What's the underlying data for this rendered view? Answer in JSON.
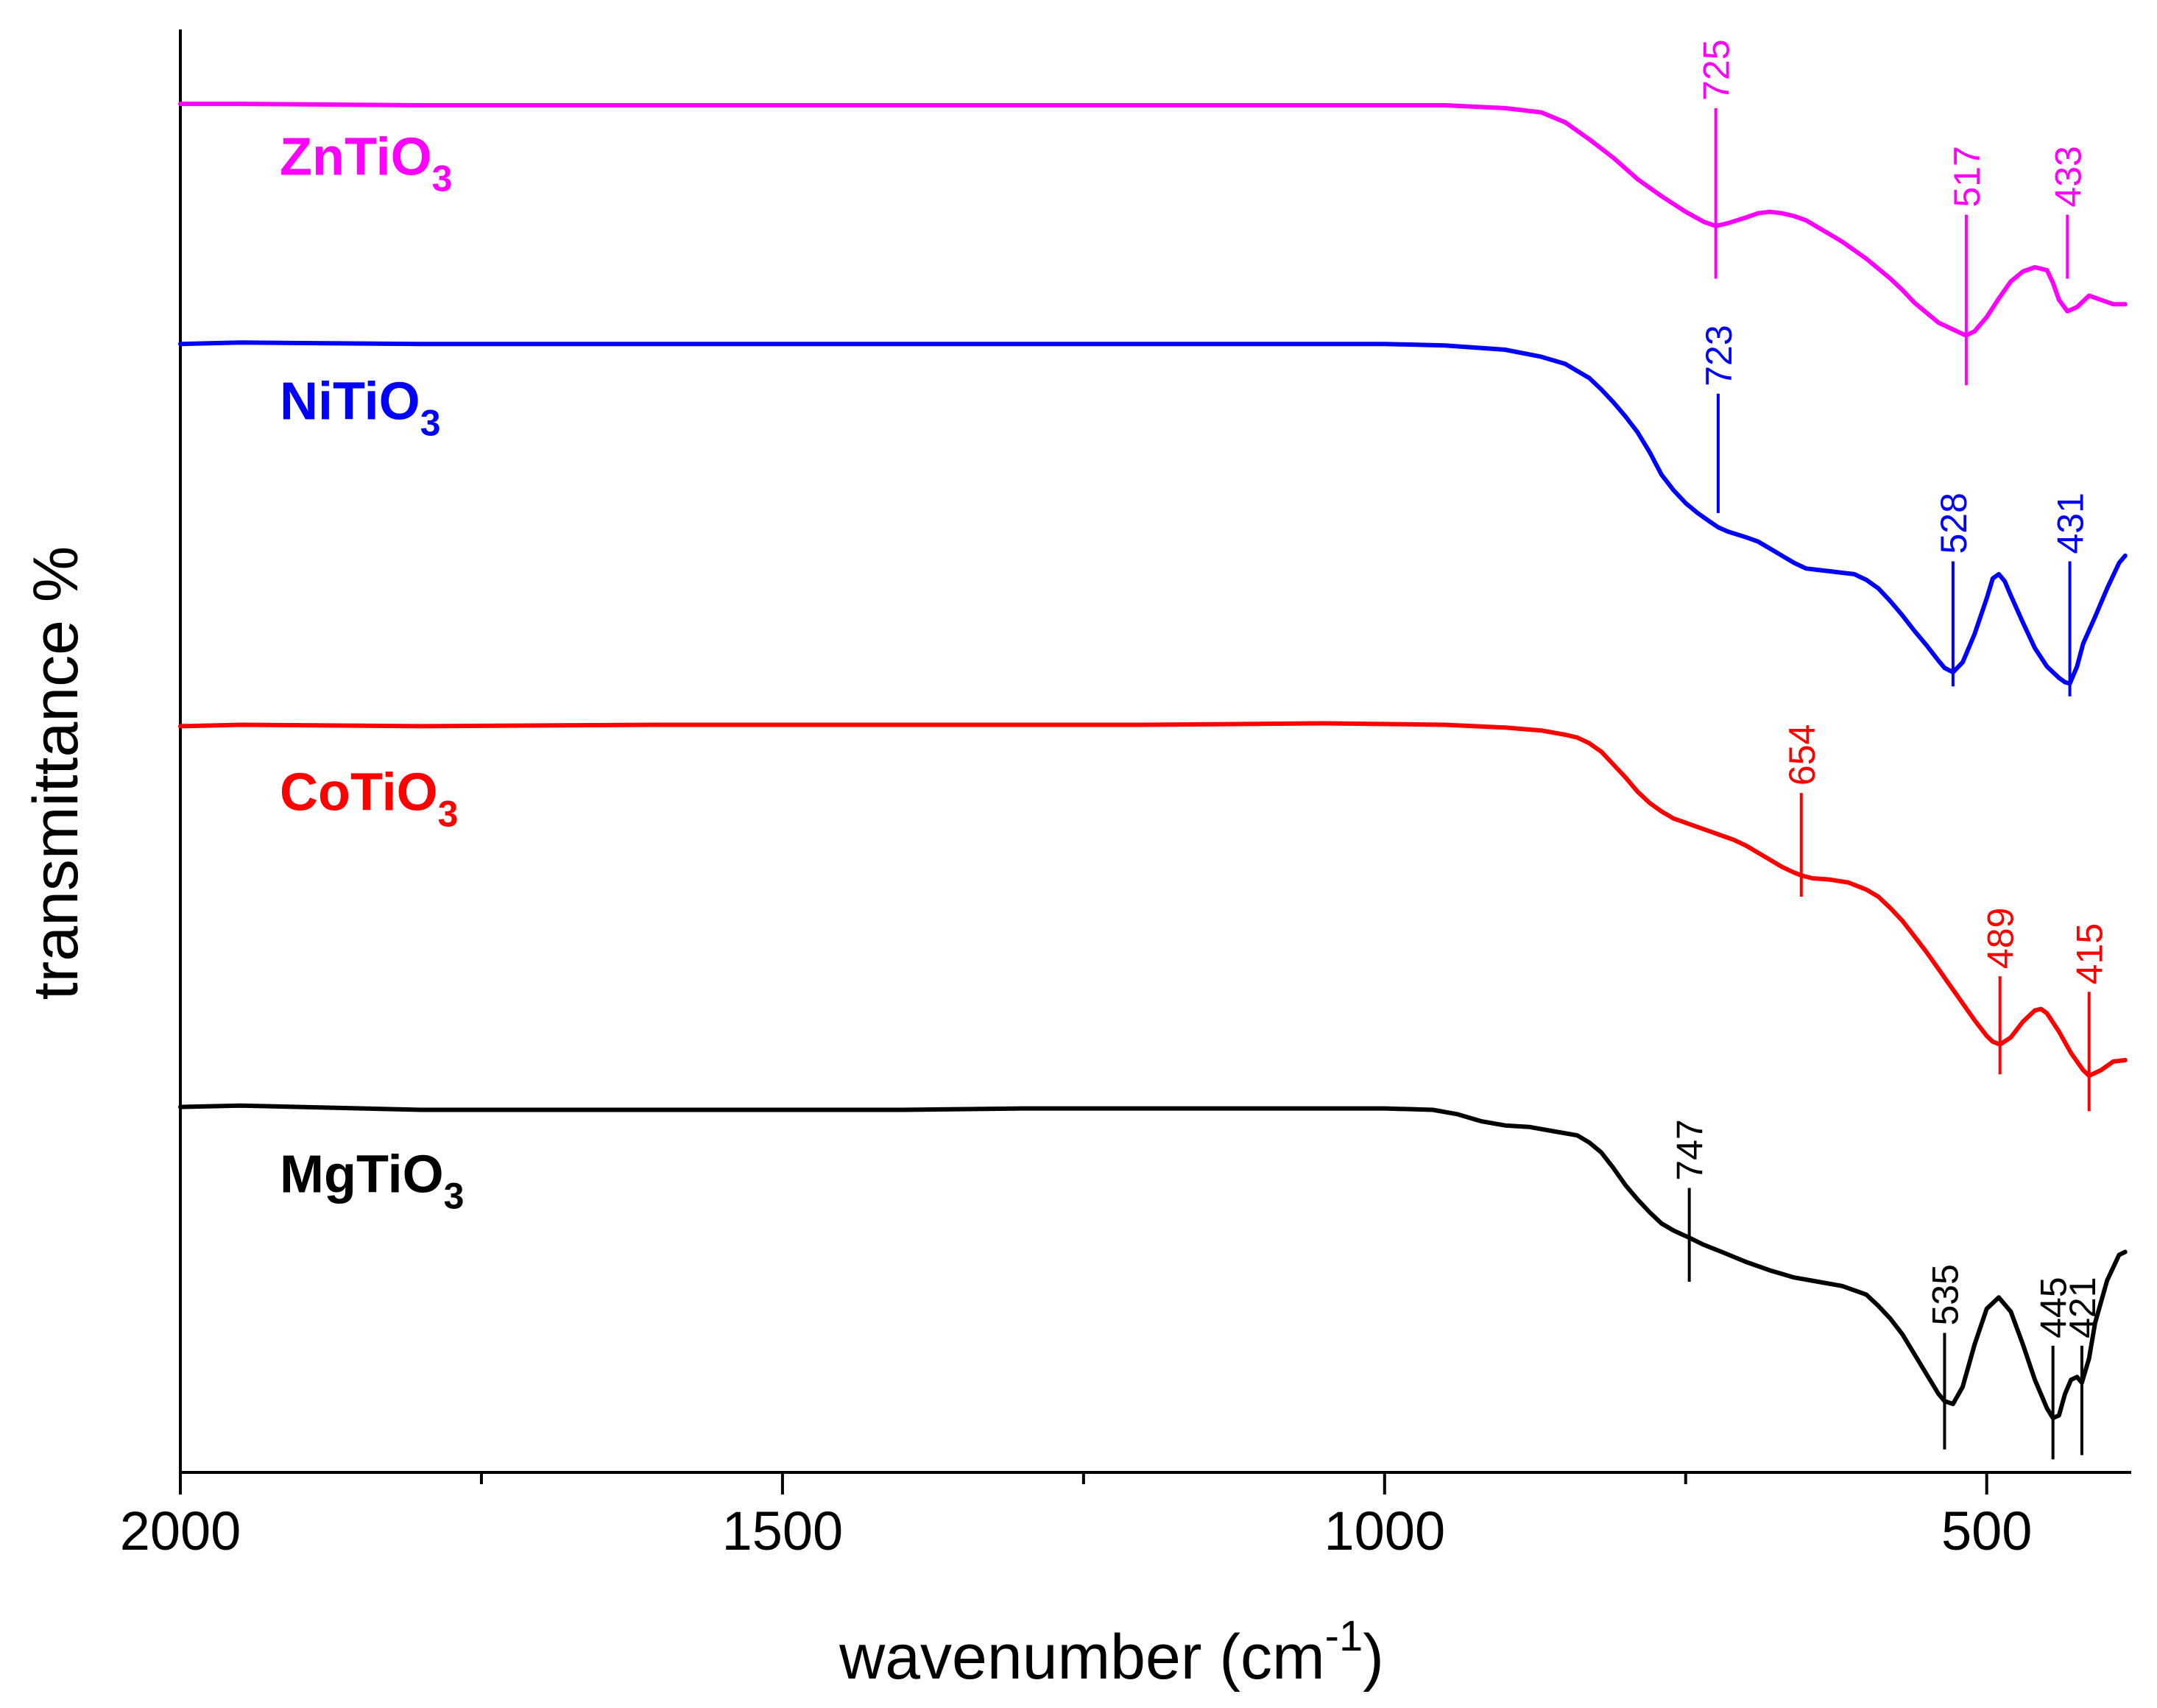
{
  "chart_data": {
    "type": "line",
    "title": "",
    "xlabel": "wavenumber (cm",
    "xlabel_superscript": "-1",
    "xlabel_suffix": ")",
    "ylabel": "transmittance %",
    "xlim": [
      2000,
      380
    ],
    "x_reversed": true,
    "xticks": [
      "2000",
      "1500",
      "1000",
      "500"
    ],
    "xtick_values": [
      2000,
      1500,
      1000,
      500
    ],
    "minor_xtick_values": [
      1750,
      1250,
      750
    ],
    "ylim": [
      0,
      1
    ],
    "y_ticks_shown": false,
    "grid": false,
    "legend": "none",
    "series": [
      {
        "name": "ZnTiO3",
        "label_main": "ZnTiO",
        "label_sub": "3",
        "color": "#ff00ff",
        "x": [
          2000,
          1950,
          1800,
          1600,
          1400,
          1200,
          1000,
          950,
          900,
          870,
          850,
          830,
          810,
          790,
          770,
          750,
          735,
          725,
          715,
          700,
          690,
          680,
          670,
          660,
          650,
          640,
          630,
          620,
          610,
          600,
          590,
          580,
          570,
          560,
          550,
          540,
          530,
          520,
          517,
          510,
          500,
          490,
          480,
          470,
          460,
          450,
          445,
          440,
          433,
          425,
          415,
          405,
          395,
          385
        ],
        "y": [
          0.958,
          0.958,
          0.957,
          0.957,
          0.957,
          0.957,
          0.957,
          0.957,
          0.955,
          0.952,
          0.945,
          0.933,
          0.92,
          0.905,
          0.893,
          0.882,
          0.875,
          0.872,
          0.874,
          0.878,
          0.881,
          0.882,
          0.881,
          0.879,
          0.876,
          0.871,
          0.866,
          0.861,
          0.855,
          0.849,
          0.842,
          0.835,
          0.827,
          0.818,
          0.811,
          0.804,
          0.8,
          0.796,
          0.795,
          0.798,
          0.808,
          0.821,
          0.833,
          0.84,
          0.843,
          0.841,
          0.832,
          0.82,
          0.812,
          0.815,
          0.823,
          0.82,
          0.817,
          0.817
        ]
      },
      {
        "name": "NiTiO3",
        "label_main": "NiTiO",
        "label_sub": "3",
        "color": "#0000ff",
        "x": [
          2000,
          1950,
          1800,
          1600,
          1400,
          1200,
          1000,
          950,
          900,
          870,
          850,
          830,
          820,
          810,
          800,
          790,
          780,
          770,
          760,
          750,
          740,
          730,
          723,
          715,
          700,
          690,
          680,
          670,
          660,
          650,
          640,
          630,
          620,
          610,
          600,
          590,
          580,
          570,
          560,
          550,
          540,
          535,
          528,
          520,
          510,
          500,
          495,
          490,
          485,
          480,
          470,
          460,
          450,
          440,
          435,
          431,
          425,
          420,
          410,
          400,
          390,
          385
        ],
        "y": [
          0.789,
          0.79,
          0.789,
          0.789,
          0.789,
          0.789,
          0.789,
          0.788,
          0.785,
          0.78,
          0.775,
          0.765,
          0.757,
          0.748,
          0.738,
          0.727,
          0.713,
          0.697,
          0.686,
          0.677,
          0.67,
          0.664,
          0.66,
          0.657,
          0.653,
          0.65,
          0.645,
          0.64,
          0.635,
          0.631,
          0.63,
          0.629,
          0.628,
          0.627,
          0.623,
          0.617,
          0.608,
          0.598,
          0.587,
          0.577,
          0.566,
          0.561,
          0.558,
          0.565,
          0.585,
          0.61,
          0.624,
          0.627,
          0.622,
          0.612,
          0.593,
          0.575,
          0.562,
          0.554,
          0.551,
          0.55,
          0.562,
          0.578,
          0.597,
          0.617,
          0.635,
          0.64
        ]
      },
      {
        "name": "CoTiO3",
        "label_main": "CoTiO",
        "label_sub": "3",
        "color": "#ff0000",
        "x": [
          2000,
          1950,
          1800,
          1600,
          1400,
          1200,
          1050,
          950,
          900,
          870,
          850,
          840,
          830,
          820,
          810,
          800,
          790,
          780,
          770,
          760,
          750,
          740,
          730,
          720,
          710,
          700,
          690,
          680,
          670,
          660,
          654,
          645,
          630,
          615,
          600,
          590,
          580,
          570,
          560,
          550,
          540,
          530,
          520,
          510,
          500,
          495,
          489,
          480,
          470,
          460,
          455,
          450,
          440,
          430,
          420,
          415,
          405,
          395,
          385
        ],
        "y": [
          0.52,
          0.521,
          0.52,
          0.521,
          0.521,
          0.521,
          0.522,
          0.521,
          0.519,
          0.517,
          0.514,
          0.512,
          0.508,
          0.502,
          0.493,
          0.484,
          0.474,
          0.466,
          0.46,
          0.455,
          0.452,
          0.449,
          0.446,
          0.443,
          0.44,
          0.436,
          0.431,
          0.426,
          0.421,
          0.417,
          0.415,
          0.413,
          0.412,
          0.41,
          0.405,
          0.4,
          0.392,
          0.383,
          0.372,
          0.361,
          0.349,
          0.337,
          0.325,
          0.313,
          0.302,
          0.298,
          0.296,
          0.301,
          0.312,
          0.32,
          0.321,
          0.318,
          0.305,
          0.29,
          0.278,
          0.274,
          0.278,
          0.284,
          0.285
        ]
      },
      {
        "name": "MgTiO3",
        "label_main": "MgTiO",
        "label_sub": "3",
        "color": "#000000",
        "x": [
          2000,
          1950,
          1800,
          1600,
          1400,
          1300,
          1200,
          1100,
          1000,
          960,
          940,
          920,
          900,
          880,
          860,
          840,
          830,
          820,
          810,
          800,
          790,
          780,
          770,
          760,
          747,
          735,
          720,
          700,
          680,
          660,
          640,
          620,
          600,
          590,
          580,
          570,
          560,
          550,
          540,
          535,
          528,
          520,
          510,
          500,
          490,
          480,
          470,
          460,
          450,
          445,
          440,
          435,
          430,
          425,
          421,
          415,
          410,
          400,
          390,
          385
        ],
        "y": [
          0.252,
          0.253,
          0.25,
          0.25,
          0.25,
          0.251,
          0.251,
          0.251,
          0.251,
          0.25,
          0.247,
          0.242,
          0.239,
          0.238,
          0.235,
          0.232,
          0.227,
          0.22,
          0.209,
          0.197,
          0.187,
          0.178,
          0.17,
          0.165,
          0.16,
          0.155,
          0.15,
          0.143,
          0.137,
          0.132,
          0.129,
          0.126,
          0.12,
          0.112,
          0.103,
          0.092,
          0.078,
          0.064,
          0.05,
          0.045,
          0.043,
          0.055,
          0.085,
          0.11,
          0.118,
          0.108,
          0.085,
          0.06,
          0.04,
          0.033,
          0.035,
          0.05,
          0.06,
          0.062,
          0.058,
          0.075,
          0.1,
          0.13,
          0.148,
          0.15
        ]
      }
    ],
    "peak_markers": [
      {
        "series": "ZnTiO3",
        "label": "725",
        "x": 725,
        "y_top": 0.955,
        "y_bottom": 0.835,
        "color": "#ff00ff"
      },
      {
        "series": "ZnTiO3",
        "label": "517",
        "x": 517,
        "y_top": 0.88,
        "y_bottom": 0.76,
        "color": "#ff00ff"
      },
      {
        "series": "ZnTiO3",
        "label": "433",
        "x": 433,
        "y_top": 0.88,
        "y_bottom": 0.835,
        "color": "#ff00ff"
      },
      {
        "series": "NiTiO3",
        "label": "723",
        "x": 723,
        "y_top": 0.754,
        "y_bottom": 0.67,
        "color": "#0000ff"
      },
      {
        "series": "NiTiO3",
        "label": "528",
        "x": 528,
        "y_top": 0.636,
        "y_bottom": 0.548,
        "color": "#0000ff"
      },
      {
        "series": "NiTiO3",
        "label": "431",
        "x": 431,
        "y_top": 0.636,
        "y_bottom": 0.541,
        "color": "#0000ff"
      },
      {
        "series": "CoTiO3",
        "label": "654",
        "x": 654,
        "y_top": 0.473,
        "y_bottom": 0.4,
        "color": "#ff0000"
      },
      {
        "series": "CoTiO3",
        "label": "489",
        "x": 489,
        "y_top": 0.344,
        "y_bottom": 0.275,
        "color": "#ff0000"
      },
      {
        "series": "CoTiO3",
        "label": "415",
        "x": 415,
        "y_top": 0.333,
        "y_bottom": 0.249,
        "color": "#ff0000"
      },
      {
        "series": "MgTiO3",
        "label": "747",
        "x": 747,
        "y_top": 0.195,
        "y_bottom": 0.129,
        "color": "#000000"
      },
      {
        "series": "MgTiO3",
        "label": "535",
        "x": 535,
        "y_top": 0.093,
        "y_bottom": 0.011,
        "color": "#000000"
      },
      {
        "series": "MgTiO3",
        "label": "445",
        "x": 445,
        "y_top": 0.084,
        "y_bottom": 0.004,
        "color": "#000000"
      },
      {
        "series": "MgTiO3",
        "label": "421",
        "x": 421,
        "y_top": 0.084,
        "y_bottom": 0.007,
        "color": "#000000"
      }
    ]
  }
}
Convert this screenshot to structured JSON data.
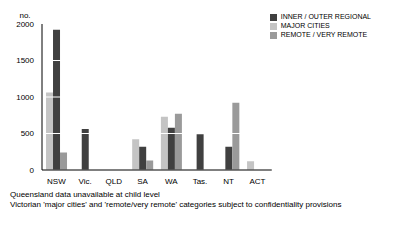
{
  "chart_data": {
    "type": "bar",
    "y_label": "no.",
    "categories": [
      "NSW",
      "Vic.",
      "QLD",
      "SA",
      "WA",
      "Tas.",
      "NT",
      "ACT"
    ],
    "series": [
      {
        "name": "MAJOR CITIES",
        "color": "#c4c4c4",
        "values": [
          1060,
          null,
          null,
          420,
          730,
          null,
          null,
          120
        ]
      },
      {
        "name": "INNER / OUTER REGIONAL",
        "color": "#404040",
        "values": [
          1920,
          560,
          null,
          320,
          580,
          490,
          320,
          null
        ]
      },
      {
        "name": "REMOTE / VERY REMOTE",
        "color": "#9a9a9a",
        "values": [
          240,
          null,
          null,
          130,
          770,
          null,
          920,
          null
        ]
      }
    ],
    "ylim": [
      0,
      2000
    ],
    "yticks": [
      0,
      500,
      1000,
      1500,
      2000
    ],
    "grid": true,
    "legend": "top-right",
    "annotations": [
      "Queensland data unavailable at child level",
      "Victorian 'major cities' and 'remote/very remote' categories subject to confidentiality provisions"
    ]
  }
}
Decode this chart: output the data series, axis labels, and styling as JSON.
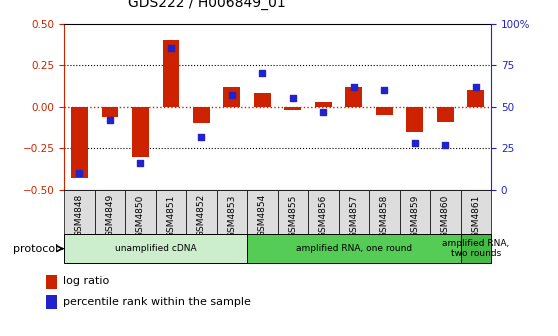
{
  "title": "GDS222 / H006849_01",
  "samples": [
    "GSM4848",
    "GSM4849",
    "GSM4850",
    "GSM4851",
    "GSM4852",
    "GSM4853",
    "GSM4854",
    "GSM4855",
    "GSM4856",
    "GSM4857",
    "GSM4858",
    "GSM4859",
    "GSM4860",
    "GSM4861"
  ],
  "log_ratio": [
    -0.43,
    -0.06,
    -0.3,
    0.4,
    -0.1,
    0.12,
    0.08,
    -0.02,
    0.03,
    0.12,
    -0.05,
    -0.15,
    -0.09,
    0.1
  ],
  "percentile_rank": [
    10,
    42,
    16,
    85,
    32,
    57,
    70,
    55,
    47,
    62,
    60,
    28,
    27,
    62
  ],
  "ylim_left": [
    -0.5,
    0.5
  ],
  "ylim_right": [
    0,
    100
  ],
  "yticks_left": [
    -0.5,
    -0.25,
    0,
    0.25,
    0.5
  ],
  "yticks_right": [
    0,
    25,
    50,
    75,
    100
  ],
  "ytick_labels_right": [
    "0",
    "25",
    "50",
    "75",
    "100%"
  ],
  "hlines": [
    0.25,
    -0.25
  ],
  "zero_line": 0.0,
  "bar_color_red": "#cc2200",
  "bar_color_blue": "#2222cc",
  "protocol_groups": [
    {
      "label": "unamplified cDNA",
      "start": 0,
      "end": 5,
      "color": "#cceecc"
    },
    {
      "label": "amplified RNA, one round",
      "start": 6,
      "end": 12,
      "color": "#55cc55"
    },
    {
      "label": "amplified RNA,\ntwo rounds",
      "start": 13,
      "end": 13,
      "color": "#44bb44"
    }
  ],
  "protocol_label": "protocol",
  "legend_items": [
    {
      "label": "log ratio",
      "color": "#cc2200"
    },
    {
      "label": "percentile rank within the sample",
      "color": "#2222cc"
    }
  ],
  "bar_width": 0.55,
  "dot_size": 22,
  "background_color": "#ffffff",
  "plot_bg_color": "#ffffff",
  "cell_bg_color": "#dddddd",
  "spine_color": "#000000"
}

**Short task**
Report all lines of the data above that include the string "name".

**Task solution**
        "name": "ZnTiO3",
        "name": "NiTiO3",
        "name": "CoTiO3",
        "name": "MgTiO3",
        "name": "MAJOR CITIES",
        "name": "INNER / OUTER REGIONAL",
        "name": "REMOTE / VERY REMOTE",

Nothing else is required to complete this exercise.